» Task description: The records that follow are to be transcribed in full, without their images.

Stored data
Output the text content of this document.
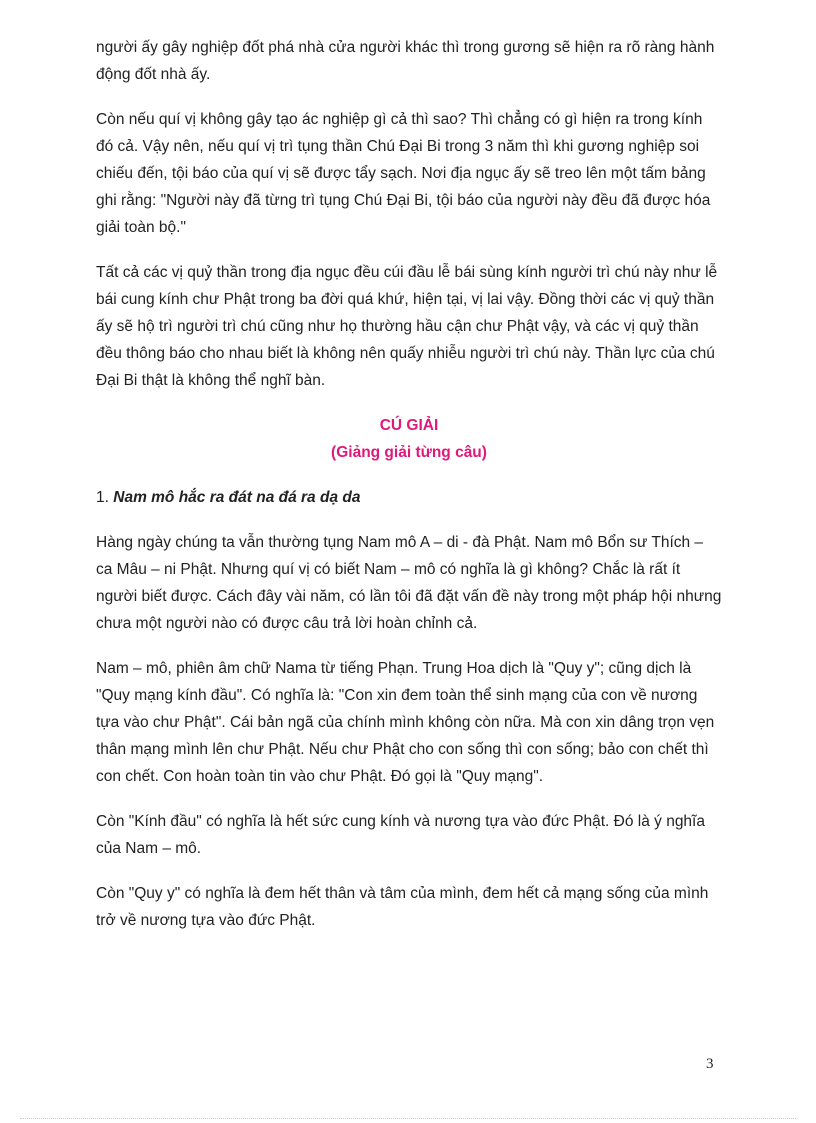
người ấy gây nghiệp đốt phá nhà cửa người khác thì trong gương sẽ hiện ra rõ ràng hành động đốt nhà ấy.

Còn nếu quí vị không gây tạo ác nghiệp gì cả thì sao? Thì chẳng có gì hiện ra trong kính đó cả. Vậy nên, nếu quí vị trì tụng thần Chú Đại Bi trong 3 năm thì khi gương nghiệp soi chiếu đến, tội báo của quí vị sẽ được tẩy sạch. Nơi địa ngục ấy sẽ treo lên một tấm bảng ghi rằng: "Người này đã từng trì tụng Chú Đại Bi, tội báo của người này đều đã được hóa giải toàn bộ."

Tất cả các vị quỷ thần trong địa ngục đều cúi đầu lễ bái sùng kính người trì chú này như lễ bái cung kính chư Phật trong ba đời quá khứ, hiện tại, vị lai vậy. Đồng thời các vị quỷ thần ấy sẽ hộ trì người trì chú cũng như họ thường hầu cận chư Phật vậy, và các vị quỷ thần đều thông báo cho nhau biết là không nên quấy nhiễu người trì chú này. Thần lực của chú Đại Bi thật là không thể nghĩ bàn.

CÚ GIẢI
(Giảng giải từng câu)

1. Nam mô hắc ra đát na đá ra dạ da

Hàng ngày chúng ta vẫn thường tụng Nam mô A – di - đà Phật. Nam mô Bổn sư Thích – ca Mâu – ni Phật. Nhưng quí vị có biết Nam – mô có nghĩa là gì không? Chắc là rất ít người biết được. Cách đây vài năm, có lần tôi đã đặt vấn đề này trong một pháp hội nhưng chưa một người nào có được câu trả lời hoàn chỉnh cả.

Nam – mô, phiên âm chữ Nama từ tiếng Phạn. Trung Hoa dịch là "Quy y"; cũng dịch là "Quy mạng kính đầu". Có nghĩa là: "Con xin đem toàn thể sinh mạng của con về nương tựa vào chư Phật". Cái bản ngã của chính mình không còn nữa. Mà con xin dâng trọn vẹn thân mạng mình lên chư Phật. Nếu chư Phật cho con sống thì con sống; bảo con chết thì con chết. Con hoàn toàn tin vào chư Phật. Đó gọi là "Quy mạng".

Còn "Kính đầu" có nghĩa là hết sức cung kính và nương tựa vào đức Phật. Đó là ý nghĩa của Nam – mô.

Còn "Quy y" có nghĩa là đem hết thân và tâm của mình, đem hết cả mạng sống của mình trở về nương tựa vào đức Phật.

3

» Answer in full:
Output the text content of this document.
người ấy gây nghiệp đốt phá nhà cửa người khác thì trong gương sẽ hiện ra rõ ràng hành động đốt nhà ấy.

Còn nếu quí vị không gây tạo ác nghiệp gì cả thì sao? Thì chẳng có gì hiện ra trong kính đó cả. Vậy nên, nếu quí vị trì tụng thần Chú Đại Bi trong 3 năm thì khi gương nghiệp soi chiếu đến, tội báo của quí vị sẽ được tẩy sạch. Nơi địa ngục ấy sẽ treo lên một tấm bảng ghi rằng: "Người này đã từng trì tụng Chú Đại Bi, tội báo của người này đều đã được hóa giải toàn bộ."

Tất cả các vị quỷ thần trong địa ngục đều cúi đầu lễ bái sùng kính người trì chú này như lễ bái cung kính chư Phật trong ba đời quá khứ, hiện tại, vị lai vậy. Đồng thời các vị quỷ thần ấy sẽ hộ trì người trì chú cũng như họ thường hầu cận chư Phật vậy, và các vị quỷ thần đều thông báo cho nhau biết là không nên quấy nhiễu người trì chú này. Thần lực của chú Đại Bi thật là không thể nghĩ bàn.

CÚ GIẢI
(Giảng giải từng câu)

1. Nam mô hắc ra đát na đá ra dạ da

Hàng ngày chúng ta vẫn thường tụng Nam mô A – di - đà Phật. Nam mô Bổn sư Thích – ca Mâu – ni Phật. Nhưng quí vị có biết Nam – mô có nghĩa là gì không? Chắc là rất ít người biết được. Cách đây vài năm, có lần tôi đã đặt vấn đề này trong một pháp hội nhưng chưa một người nào có được câu trả lời hoàn chỉnh cả.

Nam – mô, phiên âm chữ Nama từ tiếng Phạn. Trung Hoa dịch là "Quy y"; cũng dịch là "Quy mạng kính đầu". Có nghĩa là: "Con xin đem toàn thể sinh mạng của con về nương tựa vào chư Phật". Cái bản ngã của chính mình không còn nữa. Mà con xin dâng trọn vẹn thân mạng mình lên chư Phật. Nếu chư Phật cho con sống thì con sống; bảo con chết thì con chết. Con hoàn toàn tin vào chư Phật. Đó gọi là "Quy mạng".

Còn "Kính đầu" có nghĩa là hết sức cung kính và nương tựa vào đức Phật. Đó là ý nghĩa của Nam – mô.

Còn "Quy y" có nghĩa là đem hết thân và tâm của mình, đem hết cả mạng sống của mình trở về nương tựa vào đức Phật.

3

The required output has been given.